Exercise description
Output all the material that follows, exactly as given.

Listed records
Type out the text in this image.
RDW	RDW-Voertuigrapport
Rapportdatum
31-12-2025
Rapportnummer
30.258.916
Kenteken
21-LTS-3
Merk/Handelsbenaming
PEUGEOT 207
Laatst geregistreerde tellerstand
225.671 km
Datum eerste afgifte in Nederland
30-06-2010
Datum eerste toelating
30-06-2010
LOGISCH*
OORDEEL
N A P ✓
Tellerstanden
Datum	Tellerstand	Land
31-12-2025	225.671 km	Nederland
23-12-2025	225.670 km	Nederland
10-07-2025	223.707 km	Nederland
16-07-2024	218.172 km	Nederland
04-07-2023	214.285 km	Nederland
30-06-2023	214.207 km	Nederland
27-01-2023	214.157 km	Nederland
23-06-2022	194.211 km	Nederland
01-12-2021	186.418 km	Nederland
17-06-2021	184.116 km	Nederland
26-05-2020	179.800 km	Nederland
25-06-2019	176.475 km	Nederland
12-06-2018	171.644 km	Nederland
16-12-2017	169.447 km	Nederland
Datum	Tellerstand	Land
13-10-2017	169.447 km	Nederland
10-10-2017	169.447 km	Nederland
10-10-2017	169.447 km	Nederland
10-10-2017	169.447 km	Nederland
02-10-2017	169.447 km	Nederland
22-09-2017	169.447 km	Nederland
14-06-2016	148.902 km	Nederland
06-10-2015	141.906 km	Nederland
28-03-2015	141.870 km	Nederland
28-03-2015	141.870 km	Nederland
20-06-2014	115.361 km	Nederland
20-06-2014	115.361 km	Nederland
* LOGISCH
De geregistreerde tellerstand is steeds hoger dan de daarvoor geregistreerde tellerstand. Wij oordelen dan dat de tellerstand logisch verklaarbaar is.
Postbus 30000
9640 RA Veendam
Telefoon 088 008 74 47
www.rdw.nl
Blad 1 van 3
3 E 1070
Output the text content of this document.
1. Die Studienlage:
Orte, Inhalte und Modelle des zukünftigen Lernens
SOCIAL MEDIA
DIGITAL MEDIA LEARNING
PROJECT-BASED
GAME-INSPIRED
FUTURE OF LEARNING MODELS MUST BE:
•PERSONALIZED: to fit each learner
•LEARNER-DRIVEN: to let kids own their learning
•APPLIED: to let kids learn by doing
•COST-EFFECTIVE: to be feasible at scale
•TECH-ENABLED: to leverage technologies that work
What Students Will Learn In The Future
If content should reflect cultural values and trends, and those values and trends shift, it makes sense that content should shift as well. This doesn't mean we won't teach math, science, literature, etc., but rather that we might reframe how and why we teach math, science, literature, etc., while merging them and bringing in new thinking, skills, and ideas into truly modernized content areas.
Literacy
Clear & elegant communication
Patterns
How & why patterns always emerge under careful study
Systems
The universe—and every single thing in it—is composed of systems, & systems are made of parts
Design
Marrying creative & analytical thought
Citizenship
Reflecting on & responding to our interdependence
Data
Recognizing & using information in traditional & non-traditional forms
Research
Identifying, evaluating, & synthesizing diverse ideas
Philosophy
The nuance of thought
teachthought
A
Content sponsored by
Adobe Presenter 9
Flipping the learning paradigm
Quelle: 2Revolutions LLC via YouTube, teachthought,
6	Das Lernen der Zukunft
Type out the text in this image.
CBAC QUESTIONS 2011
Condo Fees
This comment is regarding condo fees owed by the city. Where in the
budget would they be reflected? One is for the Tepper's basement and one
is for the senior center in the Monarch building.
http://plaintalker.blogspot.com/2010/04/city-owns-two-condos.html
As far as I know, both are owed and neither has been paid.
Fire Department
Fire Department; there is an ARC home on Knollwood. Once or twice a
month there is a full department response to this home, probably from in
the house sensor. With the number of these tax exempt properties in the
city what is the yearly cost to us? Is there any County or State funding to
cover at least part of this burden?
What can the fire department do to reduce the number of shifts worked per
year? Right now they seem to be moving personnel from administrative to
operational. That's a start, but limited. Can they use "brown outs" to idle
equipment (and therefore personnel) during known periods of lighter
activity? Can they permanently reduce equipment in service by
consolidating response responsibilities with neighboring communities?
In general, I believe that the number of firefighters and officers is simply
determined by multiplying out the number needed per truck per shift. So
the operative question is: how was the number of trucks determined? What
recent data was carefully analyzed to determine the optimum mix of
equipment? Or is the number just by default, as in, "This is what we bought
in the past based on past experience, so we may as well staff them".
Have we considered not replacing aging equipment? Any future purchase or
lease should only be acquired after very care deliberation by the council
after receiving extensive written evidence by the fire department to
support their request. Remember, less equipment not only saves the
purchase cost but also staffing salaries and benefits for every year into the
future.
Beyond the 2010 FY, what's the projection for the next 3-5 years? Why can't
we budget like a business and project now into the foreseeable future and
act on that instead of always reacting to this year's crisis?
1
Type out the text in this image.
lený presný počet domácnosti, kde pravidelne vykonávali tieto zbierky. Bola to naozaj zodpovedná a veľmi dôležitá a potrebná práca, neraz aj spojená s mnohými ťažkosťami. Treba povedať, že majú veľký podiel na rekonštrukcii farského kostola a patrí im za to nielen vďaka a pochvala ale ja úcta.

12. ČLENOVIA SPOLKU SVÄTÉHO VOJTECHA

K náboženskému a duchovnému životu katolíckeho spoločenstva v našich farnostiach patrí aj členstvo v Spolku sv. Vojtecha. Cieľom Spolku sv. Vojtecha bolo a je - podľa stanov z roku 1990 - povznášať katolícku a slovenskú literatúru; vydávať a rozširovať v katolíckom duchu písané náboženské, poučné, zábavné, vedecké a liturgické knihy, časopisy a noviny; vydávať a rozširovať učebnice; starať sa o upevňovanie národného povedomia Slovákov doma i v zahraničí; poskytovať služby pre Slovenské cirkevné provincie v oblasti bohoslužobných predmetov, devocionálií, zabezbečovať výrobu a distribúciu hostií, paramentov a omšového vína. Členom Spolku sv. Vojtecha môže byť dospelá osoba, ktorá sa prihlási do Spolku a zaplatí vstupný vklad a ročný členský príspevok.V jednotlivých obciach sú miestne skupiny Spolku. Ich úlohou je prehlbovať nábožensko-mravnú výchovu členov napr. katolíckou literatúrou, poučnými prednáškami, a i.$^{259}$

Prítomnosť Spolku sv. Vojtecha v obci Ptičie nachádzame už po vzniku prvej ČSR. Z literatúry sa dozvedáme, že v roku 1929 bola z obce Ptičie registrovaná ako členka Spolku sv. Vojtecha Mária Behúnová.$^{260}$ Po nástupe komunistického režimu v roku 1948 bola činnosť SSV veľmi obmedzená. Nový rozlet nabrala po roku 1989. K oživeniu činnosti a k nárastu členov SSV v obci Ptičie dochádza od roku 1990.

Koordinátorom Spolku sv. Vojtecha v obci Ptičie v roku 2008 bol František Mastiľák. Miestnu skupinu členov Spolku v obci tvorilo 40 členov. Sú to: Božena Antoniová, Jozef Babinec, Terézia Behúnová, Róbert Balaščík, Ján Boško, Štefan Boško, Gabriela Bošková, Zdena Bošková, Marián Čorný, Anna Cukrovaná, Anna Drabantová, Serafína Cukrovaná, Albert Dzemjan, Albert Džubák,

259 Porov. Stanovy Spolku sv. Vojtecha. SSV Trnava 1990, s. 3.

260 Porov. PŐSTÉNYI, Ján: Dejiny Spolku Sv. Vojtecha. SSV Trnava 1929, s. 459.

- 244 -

Result of the task
Type out the text in this image.
RDW	RDW-Voertuigrapport
Rapportdatum
31-12-2025
Rapportnummer
30.258.916
Kenteken
21-LTS-3
Merk/Handelsbenaming
PEUGEOT 207
Laatst geregistreerde tellerstand
225.671 km
Datum eerste afgifte in Nederland
30-06-2010
Datum eerste toelating
30-06-2010
LOGISCH*
OORDEEL
N A P ✓
Tellerstanden
Datum	Tellerstand	Land
31-12-2025	225.671 km	Nederland
23-12-2025	225.670 km	Nederland
10-07-2025	223.707 km	Nederland
16-07-2024	218.172 km	Nederland
04-07-2023	214.285 km	Nederland
30-06-2023	214.207 km	Nederland
27-01-2023	214.157 km	Nederland
23-06-2022	194.211 km	Nederland
01-12-2021	186.418 km	Nederland
17-06-2021	184.116 km	Nederland
26-05-2020	179.800 km	Nederland
25-06-2019	176.475 km	Nederland
12-06-2018	171.644 km	Nederland
16-12-2017	169.447 km	Nederland
Datum	Tellerstand	Land
13-10-2017	169.447 km	Nederland
10-10-2017	169.447 km	Nederland
10-10-2017	169.447 km	Nederland
10-10-2017	169.447 km	Nederland
02-10-2017	169.447 km	Nederland
22-09-2017	169.447 km	Nederland
14-06-2016	148.902 km	Nederland
06-10-2015	141.906 km	Nederland
28-03-2015	141.870 km	Nederland
28-03-2015	141.870 km	Nederland
20-06-2014	115.361 km	Nederland
20-06-2014	115.361 km	Nederland
* LOGISCH
De geregistreerde tellerstand is steeds hoger dan de daarvoor geregistreerde tellerstand. Wij oordelen dan dat de tellerstand logisch verklaarbaar is.
Postbus 30000
9640 RA Veendam
Telefoon 088 008 74 47
www.rdw.nl
Blad 1 van 3
3 E 1070
Output the text content of this document.
1. Die Studienlage:
Orte, Inhalte und Modelle des zukünftigen Lernens
SOCIAL MEDIA
DIGITAL MEDIA LEARNING
PROJECT-BASED
GAME-INSPIRED
FUTURE OF LEARNING MODELS MUST BE:
•PERSONALIZED: to fit each learner
•LEARNER-DRIVEN: to let kids own their learning
•APPLIED: to let kids learn by doing
•COST-EFFECTIVE: to be feasible at scale
•TECH-ENABLED: to leverage technologies that work
What Students Will Learn In The Future
If content should reflect cultural values and trends, and those values and trends shift, it makes sense that content should shift as well. This doesn't mean we won't teach math, science, literature, etc., but rather that we might reframe how and why we teach math, science, literature, etc., while merging them and bringing in new thinking, skills, and ideas into truly modernized content areas.
Literacy
Clear & elegant communication
Patterns
How & why patterns always emerge under careful study
Systems
The universe—and every single thing in it—is composed of systems, & systems are made of parts
Design
Marrying creative & analytical thought
Citizenship
Reflecting on & responding to our interdependence
Data
Recognizing & using information in traditional & non-traditional forms
Research
Identifying, evaluating, & synthesizing diverse ideas
Philosophy
The nuance of thought
teachthought
A
Content sponsored by
Adobe Presenter 9
Flipping the learning paradigm
Quelle: 2Revolutions LLC via YouTube, teachthought,
6	Das Lernen der Zukunft
Type out the text in this image.
CBAC QUESTIONS 2011
Condo Fees
This comment is regarding condo fees owed by the city. Where in the
budget would they be reflected? One is for the Tepper's basement and one
is for the senior center in the Monarch building.
http://plaintalker.blogspot.com/2010/04/city-owns-two-condos.html
As far as I know, both are owed and neither has been paid.
Fire Department
Fire Department; there is an ARC home on Knollwood. Once or twice a
month there is a full department response to this home, probably from in
the house sensor. With the number of these tax exempt properties in the
city what is the yearly cost to us? Is there any County or State funding to
cover at least part of this burden?
What can the fire department do to reduce the number of shifts worked per
year? Right now they seem to be moving personnel from administrative to
operational. That's a start, but limited. Can they use "brown outs" to idle
equipment (and therefore personnel) during known periods of lighter
activity? Can they permanently reduce equipment in service by
consolidating response responsibilities with neighboring communities?
In general, I believe that the number of firefighters and officers is simply
determined by multiplying out the number needed per truck per shift. So
the operative question is: how was the number of trucks determined? What
recent data was carefully analyzed to determine the optimum mix of
equipment? Or is the number just by default, as in, "This is what we bought
in the past based on past experience, so we may as well staff them".
Have we considered not replacing aging equipment? Any future purchase or
lease should only be acquired after very care deliberation by the council
after receiving extensive written evidence by the fire department to
support their request. Remember, less equipment not only saves the
purchase cost but also staffing salaries and benefits for every year into the
future.
Beyond the 2010 FY, what's the projection for the next 3-5 years? Why can't
we budget like a business and project now into the foreseeable future and
act on that instead of always reacting to this year's crisis?
1
Type out the text in this image.
lený presný počet domácnosti, kde pravidelne vykonávali tieto zbierky. Bola to naozaj zodpovedná a veľmi dôležitá a potrebná práca, neraz aj spojená s mnohými ťažkosťami. Treba povedať, že majú veľký podiel na rekonštrukcii farského kostola a patrí im za to nielen vďaka a pochvala ale ja úcta.

12. ČLENOVIA SPOLKU SVÄTÉHO VOJTECHA

K náboženskému a duchovnému životu katolíckeho spoločenstva v našich farnostiach patrí aj členstvo v Spolku sv. Vojtecha. Cieľom Spolku sv. Vojtecha bolo a je - podľa stanov z roku 1990 - povznášať katolícku a slovenskú literatúru; vydávať a rozširovať v katolíckom duchu písané náboženské, poučné, zábavné, vedecké a liturgické knihy, časopisy a noviny; vydávať a rozširovať učebnice; starať sa o upevňovanie národného povedomia Slovákov doma i v zahraničí; poskytovať služby pre Slovenské cirkevné provincie v oblasti bohoslužobných predmetov, devocionálií, zabezbečovať výrobu a distribúciu hostií, paramentov a omšového vína. Členom Spolku sv. Vojtecha môže byť dospelá osoba, ktorá sa prihlási do Spolku a zaplatí vstupný vklad a ročný členský príspevok.V jednotlivých obciach sú miestne skupiny Spolku. Ich úlohou je prehlbovať nábožensko-mravnú výchovu členov napr. katolíckou literatúrou, poučnými prednáškami, a i.$^{259}$

Prítomnosť Spolku sv. Vojtecha v obci Ptičie nachádzame už po vzniku prvej ČSR. Z literatúry sa dozvedáme, že v roku 1929 bola z obce Ptičie registrovaná ako členka Spolku sv. Vojtecha Mária Behúnová.$^{260}$ Po nástupe komunistického režimu v roku 1948 bola činnosť SSV veľmi obmedzená. Nový rozlet nabrala po roku 1989. K oživeniu činnosti a k nárastu členov SSV v obci Ptičie dochádza od roku 1990.

Koordinátorom Spolku sv. Vojtecha v obci Ptičie v roku 2008 bol František Mastiľák. Miestnu skupinu členov Spolku v obci tvorilo 40 členov. Sú to: Božena Antoniová, Jozef Babinec, Terézia Behúnová, Róbert Balaščík, Ján Boško, Štefan Boško, Gabriela Bošková, Zdena Bošková, Marián Čorný, Anna Cukrovaná, Anna Drabantová, Serafína Cukrovaná, Albert Dzemjan, Albert Džubák,

259 Porov. Stanovy Spolku sv. Vojtecha. SSV Trnava 1990, s. 3.

260 Porov. PŐSTÉNYI, Ján: Dejiny Spolku Sv. Vojtecha. SSV Trnava 1929, s. 459.

- 244 -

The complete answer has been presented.